| Data entries |
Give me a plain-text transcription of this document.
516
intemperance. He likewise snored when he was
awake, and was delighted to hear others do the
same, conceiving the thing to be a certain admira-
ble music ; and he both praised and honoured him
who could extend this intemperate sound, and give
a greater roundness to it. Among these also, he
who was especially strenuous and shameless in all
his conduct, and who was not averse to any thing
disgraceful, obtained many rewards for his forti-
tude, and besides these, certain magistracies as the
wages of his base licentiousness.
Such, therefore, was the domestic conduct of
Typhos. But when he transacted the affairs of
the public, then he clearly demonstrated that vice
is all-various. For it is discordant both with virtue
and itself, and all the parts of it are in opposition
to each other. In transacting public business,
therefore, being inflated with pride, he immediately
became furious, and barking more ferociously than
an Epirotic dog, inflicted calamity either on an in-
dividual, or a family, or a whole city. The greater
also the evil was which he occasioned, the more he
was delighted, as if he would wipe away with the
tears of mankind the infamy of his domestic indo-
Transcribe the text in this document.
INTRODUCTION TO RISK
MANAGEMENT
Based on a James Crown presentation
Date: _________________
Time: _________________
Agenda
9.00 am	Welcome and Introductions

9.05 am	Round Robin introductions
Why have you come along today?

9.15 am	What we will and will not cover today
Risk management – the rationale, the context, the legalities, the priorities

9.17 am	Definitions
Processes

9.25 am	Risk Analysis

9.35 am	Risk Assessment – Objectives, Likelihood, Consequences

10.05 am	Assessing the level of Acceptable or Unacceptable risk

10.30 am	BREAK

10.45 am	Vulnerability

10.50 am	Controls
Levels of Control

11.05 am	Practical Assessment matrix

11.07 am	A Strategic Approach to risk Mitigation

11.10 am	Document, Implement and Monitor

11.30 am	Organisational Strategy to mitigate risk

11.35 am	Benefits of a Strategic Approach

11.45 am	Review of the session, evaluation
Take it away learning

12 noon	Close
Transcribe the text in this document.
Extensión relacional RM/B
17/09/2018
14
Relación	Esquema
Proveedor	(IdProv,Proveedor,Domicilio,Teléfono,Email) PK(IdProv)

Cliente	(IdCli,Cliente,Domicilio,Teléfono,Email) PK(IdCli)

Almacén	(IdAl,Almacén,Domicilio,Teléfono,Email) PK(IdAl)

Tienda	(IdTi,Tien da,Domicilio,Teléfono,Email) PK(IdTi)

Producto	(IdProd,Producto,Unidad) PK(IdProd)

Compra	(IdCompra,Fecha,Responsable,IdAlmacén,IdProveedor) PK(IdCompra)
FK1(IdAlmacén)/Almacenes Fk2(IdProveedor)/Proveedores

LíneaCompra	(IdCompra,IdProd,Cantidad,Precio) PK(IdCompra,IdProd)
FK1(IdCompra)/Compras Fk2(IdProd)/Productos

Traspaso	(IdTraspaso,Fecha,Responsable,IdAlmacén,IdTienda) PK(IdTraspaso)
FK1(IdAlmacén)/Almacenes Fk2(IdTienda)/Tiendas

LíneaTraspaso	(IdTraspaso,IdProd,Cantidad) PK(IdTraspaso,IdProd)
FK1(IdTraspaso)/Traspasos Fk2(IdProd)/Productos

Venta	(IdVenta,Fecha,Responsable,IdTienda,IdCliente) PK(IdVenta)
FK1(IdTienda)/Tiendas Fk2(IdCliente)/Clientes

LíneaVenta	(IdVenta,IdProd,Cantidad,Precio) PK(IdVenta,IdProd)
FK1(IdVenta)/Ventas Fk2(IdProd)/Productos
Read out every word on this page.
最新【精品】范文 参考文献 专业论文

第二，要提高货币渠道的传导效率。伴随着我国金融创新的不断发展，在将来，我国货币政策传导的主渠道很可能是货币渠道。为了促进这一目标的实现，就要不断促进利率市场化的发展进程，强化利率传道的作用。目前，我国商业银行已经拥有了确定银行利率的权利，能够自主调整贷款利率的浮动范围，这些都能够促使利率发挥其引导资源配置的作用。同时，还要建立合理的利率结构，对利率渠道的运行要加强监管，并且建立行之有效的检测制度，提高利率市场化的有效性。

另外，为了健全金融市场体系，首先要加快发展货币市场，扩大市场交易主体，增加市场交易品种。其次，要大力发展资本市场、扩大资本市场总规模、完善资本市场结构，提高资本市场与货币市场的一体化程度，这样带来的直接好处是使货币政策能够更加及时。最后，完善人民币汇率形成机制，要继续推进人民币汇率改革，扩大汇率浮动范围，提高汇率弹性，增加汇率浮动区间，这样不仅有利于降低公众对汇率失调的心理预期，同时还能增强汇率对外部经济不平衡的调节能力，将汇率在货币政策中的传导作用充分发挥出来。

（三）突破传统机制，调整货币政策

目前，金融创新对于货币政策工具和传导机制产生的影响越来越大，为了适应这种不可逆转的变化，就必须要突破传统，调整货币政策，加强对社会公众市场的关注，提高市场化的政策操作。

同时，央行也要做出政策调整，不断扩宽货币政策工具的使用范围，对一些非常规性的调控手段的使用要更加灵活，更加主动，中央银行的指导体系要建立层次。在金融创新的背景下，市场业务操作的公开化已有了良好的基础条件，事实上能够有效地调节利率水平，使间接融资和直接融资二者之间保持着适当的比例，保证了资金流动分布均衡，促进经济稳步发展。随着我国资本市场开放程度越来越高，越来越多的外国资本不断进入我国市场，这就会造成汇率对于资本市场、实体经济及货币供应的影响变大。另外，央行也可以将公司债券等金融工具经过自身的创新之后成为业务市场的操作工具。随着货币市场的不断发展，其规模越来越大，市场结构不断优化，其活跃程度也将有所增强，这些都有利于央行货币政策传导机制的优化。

| Exercise brief |
Scan the listing above and copy all lines containing the word "domestic".

| Result for this task |
Such, therefore, was the domestic conduct of
tears of mankind the infamy of his domestic indo-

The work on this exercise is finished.